Instructions to follow →
Repeat the listing below in full, exactly as it stands.
----- Provided records -----
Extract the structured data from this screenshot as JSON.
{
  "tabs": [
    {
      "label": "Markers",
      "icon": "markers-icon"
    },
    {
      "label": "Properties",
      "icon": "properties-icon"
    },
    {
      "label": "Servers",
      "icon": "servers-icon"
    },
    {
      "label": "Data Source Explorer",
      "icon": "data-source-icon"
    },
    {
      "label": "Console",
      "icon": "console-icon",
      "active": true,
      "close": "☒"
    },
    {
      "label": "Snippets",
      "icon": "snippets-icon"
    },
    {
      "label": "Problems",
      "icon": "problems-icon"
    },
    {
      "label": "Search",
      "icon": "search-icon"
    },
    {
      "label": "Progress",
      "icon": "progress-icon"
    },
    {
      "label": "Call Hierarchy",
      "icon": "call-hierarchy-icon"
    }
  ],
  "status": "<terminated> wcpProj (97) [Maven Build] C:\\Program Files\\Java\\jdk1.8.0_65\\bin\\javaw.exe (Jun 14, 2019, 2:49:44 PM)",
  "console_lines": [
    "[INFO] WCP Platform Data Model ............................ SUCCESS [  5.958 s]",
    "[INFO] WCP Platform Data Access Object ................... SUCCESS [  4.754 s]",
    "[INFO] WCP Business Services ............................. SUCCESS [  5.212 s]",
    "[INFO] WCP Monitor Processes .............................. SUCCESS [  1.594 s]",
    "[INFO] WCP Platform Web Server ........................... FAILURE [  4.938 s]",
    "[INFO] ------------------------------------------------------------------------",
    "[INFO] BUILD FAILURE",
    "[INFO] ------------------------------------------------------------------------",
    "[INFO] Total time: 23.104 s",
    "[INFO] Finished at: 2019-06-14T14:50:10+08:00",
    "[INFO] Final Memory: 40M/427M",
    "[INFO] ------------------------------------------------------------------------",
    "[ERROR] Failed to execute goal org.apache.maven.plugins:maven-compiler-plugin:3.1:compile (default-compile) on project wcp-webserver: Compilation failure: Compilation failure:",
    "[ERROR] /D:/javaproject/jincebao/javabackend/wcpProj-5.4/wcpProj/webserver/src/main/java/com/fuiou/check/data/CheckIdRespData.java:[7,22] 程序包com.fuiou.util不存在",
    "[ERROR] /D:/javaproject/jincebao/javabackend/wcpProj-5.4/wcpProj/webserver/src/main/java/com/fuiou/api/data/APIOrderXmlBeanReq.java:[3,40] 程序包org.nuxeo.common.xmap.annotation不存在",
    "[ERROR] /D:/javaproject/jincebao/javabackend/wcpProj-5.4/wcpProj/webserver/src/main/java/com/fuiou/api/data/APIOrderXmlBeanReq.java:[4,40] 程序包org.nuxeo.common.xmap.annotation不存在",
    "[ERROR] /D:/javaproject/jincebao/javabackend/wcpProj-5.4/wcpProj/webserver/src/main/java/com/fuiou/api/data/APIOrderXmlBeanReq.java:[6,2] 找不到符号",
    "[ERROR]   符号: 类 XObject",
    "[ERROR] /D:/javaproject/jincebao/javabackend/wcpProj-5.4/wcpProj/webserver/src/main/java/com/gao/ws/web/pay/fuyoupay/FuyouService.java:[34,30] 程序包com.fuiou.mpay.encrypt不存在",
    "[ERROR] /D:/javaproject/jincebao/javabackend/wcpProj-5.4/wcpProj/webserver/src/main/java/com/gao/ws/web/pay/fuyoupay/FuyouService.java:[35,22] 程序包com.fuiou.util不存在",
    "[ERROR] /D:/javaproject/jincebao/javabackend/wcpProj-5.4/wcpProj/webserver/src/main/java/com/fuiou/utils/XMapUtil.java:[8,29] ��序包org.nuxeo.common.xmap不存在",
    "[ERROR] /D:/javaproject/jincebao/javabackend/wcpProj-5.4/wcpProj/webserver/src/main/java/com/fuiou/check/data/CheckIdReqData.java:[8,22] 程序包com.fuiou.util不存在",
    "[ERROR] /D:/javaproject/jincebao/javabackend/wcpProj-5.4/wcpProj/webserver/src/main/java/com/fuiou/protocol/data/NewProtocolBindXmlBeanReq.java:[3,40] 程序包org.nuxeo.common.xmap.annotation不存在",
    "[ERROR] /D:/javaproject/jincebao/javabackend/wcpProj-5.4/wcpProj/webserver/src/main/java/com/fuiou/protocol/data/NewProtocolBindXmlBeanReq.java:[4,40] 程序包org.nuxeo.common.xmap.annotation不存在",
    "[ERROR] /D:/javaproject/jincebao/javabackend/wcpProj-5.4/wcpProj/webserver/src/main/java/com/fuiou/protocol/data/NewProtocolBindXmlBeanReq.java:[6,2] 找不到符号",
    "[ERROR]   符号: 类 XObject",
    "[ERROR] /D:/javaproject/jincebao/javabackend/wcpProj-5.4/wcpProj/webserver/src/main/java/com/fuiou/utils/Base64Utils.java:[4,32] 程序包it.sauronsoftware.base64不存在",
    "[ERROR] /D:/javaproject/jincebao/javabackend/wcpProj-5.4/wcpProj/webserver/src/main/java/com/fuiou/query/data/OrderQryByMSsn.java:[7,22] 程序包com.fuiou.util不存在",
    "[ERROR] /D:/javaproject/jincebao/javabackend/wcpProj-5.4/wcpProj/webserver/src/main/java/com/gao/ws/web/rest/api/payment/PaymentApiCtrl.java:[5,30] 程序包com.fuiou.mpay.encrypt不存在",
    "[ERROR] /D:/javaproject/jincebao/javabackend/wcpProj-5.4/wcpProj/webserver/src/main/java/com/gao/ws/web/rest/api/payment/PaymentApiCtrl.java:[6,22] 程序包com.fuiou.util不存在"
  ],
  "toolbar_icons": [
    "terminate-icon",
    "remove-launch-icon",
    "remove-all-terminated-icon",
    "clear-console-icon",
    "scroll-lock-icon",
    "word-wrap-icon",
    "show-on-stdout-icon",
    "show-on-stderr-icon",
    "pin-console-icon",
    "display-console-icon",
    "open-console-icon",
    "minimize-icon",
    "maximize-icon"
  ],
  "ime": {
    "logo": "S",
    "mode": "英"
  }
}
-----
Task answer →
Extract the structured data from this screenshot as JSON.
{
  "tabs": [
    {
      "label": "Markers",
      "icon": "markers-icon"
    },
    {
      "label": "Properties",
      "icon": "properties-icon"
    },
    {
      "label": "Servers",
      "icon": "servers-icon"
    },
    {
      "label": "Data Source Explorer",
      "icon": "data-source-icon"
    },
    {
      "label": "Console",
      "icon": "console-icon",
      "active": true,
      "close": "☒"
    },
    {
      "label": "Snippets",
      "icon": "snippets-icon"
    },
    {
      "label": "Problems",
      "icon": "problems-icon"
    },
    {
      "label": "Search",
      "icon": "search-icon"
    },
    {
      "label": "Progress",
      "icon": "progress-icon"
    },
    {
      "label": "Call Hierarchy",
      "icon": "call-hierarchy-icon"
    }
  ],
  "status": "<terminated> wcpProj (97) [Maven Build] C:\\Program Files\\Java\\jdk1.8.0_65\\bin\\javaw.exe (Jun 14, 2019, 2:49:44 PM)",
  "console_lines": [
    "[INFO] WCP Platform Data Model ............................ SUCCESS [  5.958 s]",
    "[INFO] WCP Platform Data Access Object ................... SUCCESS [  4.754 s]",
    "[INFO] WCP Business Services ............................. SUCCESS [  5.212 s]",
    "[INFO] WCP Monitor Processes .............................. SUCCESS [  1.594 s]",
    "[INFO] WCP Platform Web Server ........................... FAILURE [  4.938 s]",
    "[INFO] ------------------------------------------------------------------------",
    "[INFO] BUILD FAILURE",
    "[INFO] ------------------------------------------------------------------------",
    "[INFO] Total time: 23.104 s",
    "[INFO] Finished at: 2019-06-14T14:50:10+08:00",
    "[INFO] Final Memory: 40M/427M",
    "[INFO] ------------------------------------------------------------------------",
    "[ERROR] Failed to execute goal org.apache.maven.plugins:maven-compiler-plugin:3.1:compile (default-compile) on project wcp-webserver: Compilation failure: Compilation failure:",
    "[ERROR] /D:/javaproject/jincebao/javabackend/wcpProj-5.4/wcpProj/webserver/src/main/java/com/fuiou/check/data/CheckIdRespData.java:[7,22] 程序包com.fuiou.util不存在",
    "[ERROR] /D:/javaproject/jincebao/javabackend/wcpProj-5.4/wcpProj/webserver/src/main/java/com/fuiou/api/data/APIOrderXmlBeanReq.java:[3,40] 程序包org.nuxeo.common.xmap.annotation不存在",
    "[ERROR] /D:/javaproject/jincebao/javabackend/wcpProj-5.4/wcpProj/webserver/src/main/java/com/fuiou/api/data/APIOrderXmlBeanReq.java:[4,40] 程序包org.nuxeo.common.xmap.annotation不存在",
    "[ERROR] /D:/javaproject/jincebao/javabackend/wcpProj-5.4/wcpProj/webserver/src/main/java/com/fuiou/api/data/APIOrderXmlBeanReq.java:[6,2] 找不到符号",
    "[ERROR]   符号: 类 XObject",
    "[ERROR] /D:/javaproject/jincebao/javabackend/wcpProj-5.4/wcpProj/webserver/src/main/java/com/gao/ws/web/pay/fuyoupay/FuyouService.java:[34,30] 程序包com.fuiou.mpay.encrypt不存在",
    "[ERROR] /D:/javaproject/jincebao/javabackend/wcpProj-5.4/wcpProj/webserver/src/main/java/com/gao/ws/web/pay/fuyoupay/FuyouService.java:[35,22] 程序包com.fuiou.util不存在",
    "[ERROR] /D:/javaproject/jincebao/javabackend/wcpProj-5.4/wcpProj/webserver/src/main/java/com/fuiou/utils/XMapUtil.java:[8,29] ��序包org.nuxeo.common.xmap不存在",
    "[ERROR] /D:/javaproject/jincebao/javabackend/wcpProj-5.4/wcpProj/webserver/src/main/java/com/fuiou/check/data/CheckIdReqData.java:[8,22] 程序包com.fuiou.util不存在",
    "[ERROR] /D:/javaproject/jincebao/javabackend/wcpProj-5.4/wcpProj/webserver/src/main/java/com/fuiou/protocol/data/NewProtocolBindXmlBeanReq.java:[3,40] 程序包org.nuxeo.common.xmap.annotation不存在",
    "[ERROR] /D:/javaproject/jincebao/javabackend/wcpProj-5.4/wcpProj/webserver/src/main/java/com/fuiou/protocol/data/NewProtocolBindXmlBeanReq.java:[4,40] 程序包org.nuxeo.common.xmap.annotation不存在",
    "[ERROR] /D:/javaproject/jincebao/javabackend/wcpProj-5.4/wcpProj/webserver/src/main/java/com/fuiou/protocol/data/NewProtocolBindXmlBeanReq.java:[6,2] 找不到符号",
    "[ERROR]   符号: 类 XObject",
    "[ERROR] /D:/javaproject/jincebao/javabackend/wcpProj-5.4/wcpProj/webserver/src/main/java/com/fuiou/utils/Base64Utils.java:[4,32] 程序包it.sauronsoftware.base64不存在",
    "[ERROR] /D:/javaproject/jincebao/javabackend/wcpProj-5.4/wcpProj/webserver/src/main/java/com/fuiou/query/data/OrderQryByMSsn.java:[7,22] 程序包com.fuiou.util不存在",
    "[ERROR] /D:/javaproject/jincebao/javabackend/wcpProj-5.4/wcpProj/webserver/src/main/java/com/gao/ws/web/rest/api/payment/PaymentApiCtrl.java:[5,30] 程序包com.fuiou.mpay.encrypt不存在",
    "[ERROR] /D:/javaproject/jincebao/javabackend/wcpProj-5.4/wcpProj/webserver/src/main/java/com/gao/ws/web/rest/api/payment/PaymentApiCtrl.java:[6,22] 程序包com.fuiou.util不存在"
  ],
  "toolbar_icons": [
    "terminate-icon",
    "remove-launch-icon",
    "remove-all-terminated-icon",
    "clear-console-icon",
    "scroll-lock-icon",
    "word-wrap-icon",
    "show-on-stdout-icon",
    "show-on-stderr-icon",
    "pin-console-icon",
    "display-console-icon",
    "open-console-icon",
    "minimize-icon",
    "maximize-icon"
  ],
  "ime": {
    "logo": "S",
    "mode": "英"
  }
}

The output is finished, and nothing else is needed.